→ **SHORT EXERCISE**
Take the entries below and print all of them exactly, please.

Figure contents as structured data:
---
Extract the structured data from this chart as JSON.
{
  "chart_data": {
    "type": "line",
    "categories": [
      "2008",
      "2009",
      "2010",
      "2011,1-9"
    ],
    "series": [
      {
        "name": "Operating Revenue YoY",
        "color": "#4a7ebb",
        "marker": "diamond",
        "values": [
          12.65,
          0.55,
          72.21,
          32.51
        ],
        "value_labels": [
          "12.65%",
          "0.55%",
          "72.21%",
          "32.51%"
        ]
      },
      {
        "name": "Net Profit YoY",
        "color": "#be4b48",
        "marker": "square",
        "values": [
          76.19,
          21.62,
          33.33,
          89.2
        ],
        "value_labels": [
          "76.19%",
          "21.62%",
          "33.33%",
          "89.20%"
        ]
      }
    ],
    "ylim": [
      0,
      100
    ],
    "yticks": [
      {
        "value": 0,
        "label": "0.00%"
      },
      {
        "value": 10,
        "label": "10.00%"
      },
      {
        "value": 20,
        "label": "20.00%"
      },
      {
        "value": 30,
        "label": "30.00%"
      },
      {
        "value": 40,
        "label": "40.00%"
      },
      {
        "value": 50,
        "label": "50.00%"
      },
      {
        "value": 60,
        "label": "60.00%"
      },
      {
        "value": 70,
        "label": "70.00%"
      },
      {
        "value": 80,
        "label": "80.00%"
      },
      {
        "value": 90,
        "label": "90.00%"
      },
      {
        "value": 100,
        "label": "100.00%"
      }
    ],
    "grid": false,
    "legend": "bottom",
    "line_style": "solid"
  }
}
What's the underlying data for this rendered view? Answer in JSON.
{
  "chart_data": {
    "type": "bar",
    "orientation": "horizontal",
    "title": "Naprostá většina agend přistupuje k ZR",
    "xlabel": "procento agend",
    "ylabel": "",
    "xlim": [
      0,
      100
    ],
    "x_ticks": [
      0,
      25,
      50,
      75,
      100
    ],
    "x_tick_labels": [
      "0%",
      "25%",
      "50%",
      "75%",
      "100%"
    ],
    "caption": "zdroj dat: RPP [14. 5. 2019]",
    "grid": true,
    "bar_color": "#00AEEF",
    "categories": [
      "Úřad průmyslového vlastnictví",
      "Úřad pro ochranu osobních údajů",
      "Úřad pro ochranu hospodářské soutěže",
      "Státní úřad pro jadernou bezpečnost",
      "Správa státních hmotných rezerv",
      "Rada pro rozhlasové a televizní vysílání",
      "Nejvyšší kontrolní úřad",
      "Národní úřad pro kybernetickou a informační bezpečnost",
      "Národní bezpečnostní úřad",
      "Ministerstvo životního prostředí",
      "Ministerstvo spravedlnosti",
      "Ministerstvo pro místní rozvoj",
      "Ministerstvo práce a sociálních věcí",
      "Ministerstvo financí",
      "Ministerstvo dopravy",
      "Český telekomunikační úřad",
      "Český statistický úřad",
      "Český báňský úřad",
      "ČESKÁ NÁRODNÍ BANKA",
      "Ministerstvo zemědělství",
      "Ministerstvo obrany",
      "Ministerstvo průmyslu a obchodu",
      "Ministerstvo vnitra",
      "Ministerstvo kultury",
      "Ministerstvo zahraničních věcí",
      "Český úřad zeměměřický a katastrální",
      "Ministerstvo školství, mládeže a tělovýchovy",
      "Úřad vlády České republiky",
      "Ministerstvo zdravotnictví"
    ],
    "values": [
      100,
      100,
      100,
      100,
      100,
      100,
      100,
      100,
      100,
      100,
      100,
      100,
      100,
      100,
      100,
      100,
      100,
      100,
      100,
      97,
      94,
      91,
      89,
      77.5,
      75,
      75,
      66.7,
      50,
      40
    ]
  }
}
---
→ **RESULT OF THE EXERCISE**
Extract the structured data from this chart as JSON.
{
  "chart_data": {
    "type": "line",
    "categories": [
      "2008",
      "2009",
      "2010",
      "2011,1-9"
    ],
    "series": [
      {
        "name": "Operating Revenue YoY",
        "color": "#4a7ebb",
        "marker": "diamond",
        "values": [
          12.65,
          0.55,
          72.21,
          32.51
        ],
        "value_labels": [
          "12.65%",
          "0.55%",
          "72.21%",
          "32.51%"
        ]
      },
      {
        "name": "Net Profit YoY",
        "color": "#be4b48",
        "marker": "square",
        "values": [
          76.19,
          21.62,
          33.33,
          89.2
        ],
        "value_labels": [
          "76.19%",
          "21.62%",
          "33.33%",
          "89.20%"
        ]
      }
    ],
    "ylim": [
      0,
      100
    ],
    "yticks": [
      {
        "value": 0,
        "label": "0.00%"
      },
      {
        "value": 10,
        "label": "10.00%"
      },
      {
        "value": 20,
        "label": "20.00%"
      },
      {
        "value": 30,
        "label": "30.00%"
      },
      {
        "value": 40,
        "label": "40.00%"
      },
      {
        "value": 50,
        "label": "50.00%"
      },
      {
        "value": 60,
        "label": "60.00%"
      },
      {
        "value": 70,
        "label": "70.00%"
      },
      {
        "value": 80,
        "label": "80.00%"
      },
      {
        "value": 90,
        "label": "90.00%"
      },
      {
        "value": 100,
        "label": "100.00%"
      }
    ],
    "grid": false,
    "legend": "bottom",
    "line_style": "solid"
  }
}
What's the underlying data for this rendered view? Answer in JSON.
{
  "chart_data": {
    "type": "bar",
    "orientation": "horizontal",
    "title": "Naprostá většina agend přistupuje k ZR",
    "xlabel": "procento agend",
    "ylabel": "",
    "xlim": [
      0,
      100
    ],
    "x_ticks": [
      0,
      25,
      50,
      75,
      100
    ],
    "x_tick_labels": [
      "0%",
      "25%",
      "50%",
      "75%",
      "100%"
    ],
    "caption": "zdroj dat: RPP [14. 5. 2019]",
    "grid": true,
    "bar_color": "#00AEEF",
    "categories": [
      "Úřad průmyslového vlastnictví",
      "Úřad pro ochranu osobních údajů",
      "Úřad pro ochranu hospodářské soutěže",
      "Státní úřad pro jadernou bezpečnost",
      "Správa státních hmotných rezerv",
      "Rada pro rozhlasové a televizní vysílání",
      "Nejvyšší kontrolní úřad",
      "Národní úřad pro kybernetickou a informační bezpečnost",
      "Národní bezpečnostní úřad",
      "Ministerstvo životního prostředí",
      "Ministerstvo spravedlnosti",
      "Ministerstvo pro místní rozvoj",
      "Ministerstvo práce a sociálních věcí",
      "Ministerstvo financí",
      "Ministerstvo dopravy",
      "Český telekomunikační úřad",
      "Český statistický úřad",
      "Český báňský úřad",
      "ČESKÁ NÁRODNÍ BANKA",
      "Ministerstvo zemědělství",
      "Ministerstvo obrany",
      "Ministerstvo průmyslu a obchodu",
      "Ministerstvo vnitra",
      "Ministerstvo kultury",
      "Ministerstvo zahraničních věcí",
      "Český úřad zeměměřický a katastrální",
      "Ministerstvo školství, mládeže a tělovýchovy",
      "Úřad vlády České republiky",
      "Ministerstvo zdravotnictví"
    ],
    "values": [
      100,
      100,
      100,
      100,
      100,
      100,
      100,
      100,
      100,
      100,
      100,
      100,
      100,
      100,
      100,
      100,
      100,
      100,
      100,
      97,
      94,
      91,
      89,
      77.5,
      75,
      75,
      66.7,
      50,
      40
    ]
  }
}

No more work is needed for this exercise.